▶ [Work to complete]
Return every line of the material exactly.

▶ [Records from a collection of figures]
————

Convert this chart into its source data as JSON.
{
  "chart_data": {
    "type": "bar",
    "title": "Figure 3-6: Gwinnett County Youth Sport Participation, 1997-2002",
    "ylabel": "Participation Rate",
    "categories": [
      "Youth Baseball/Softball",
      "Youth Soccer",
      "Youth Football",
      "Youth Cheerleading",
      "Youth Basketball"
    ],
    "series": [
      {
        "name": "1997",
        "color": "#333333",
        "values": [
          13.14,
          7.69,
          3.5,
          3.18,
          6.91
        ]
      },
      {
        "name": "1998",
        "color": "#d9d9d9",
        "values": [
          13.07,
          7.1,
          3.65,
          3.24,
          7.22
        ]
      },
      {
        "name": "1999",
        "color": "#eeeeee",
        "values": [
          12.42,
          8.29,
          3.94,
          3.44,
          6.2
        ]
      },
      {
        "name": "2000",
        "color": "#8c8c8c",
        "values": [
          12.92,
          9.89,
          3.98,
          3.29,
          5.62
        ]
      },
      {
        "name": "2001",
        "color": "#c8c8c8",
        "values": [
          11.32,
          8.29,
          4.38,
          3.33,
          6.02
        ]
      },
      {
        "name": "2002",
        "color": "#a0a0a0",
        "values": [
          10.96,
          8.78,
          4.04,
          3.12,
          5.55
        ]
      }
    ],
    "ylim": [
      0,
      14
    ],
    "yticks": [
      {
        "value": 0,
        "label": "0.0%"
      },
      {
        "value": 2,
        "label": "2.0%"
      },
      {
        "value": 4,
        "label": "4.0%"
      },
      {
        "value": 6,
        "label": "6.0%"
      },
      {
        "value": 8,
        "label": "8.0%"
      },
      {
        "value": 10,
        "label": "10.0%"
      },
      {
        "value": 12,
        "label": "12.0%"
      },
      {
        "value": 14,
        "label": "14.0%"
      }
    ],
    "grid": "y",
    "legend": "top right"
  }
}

————

▶ [Answer for the task]
Convert this chart into its source data as JSON.
{
  "chart_data": {
    "type": "bar",
    "title": "Figure 3-6: Gwinnett County Youth Sport Participation, 1997-2002",
    "ylabel": "Participation Rate",
    "categories": [
      "Youth Baseball/Softball",
      "Youth Soccer",
      "Youth Football",
      "Youth Cheerleading",
      "Youth Basketball"
    ],
    "series": [
      {
        "name": "1997",
        "color": "#333333",
        "values": [
          13.14,
          7.69,
          3.5,
          3.18,
          6.91
        ]
      },
      {
        "name": "1998",
        "color": "#d9d9d9",
        "values": [
          13.07,
          7.1,
          3.65,
          3.24,
          7.22
        ]
      },
      {
        "name": "1999",
        "color": "#eeeeee",
        "values": [
          12.42,
          8.29,
          3.94,
          3.44,
          6.2
        ]
      },
      {
        "name": "2000",
        "color": "#8c8c8c",
        "values": [
          12.92,
          9.89,
          3.98,
          3.29,
          5.62
        ]
      },
      {
        "name": "2001",
        "color": "#c8c8c8",
        "values": [
          11.32,
          8.29,
          4.38,
          3.33,
          6.02
        ]
      },
      {
        "name": "2002",
        "color": "#a0a0a0",
        "values": [
          10.96,
          8.78,
          4.04,
          3.12,
          5.55
        ]
      }
    ],
    "ylim": [
      0,
      14
    ],
    "yticks": [
      {
        "value": 0,
        "label": "0.0%"
      },
      {
        "value": 2,
        "label": "2.0%"
      },
      {
        "value": 4,
        "label": "4.0%"
      },
      {
        "value": 6,
        "label": "6.0%"
      },
      {
        "value": 8,
        "label": "8.0%"
      },
      {
        "value": 10,
        "label": "10.0%"
      },
      {
        "value": 12,
        "label": "12.0%"
      },
      {
        "value": 14,
        "label": "14.0%"
      }
    ],
    "grid": "y",
    "legend": "top right"
  }
}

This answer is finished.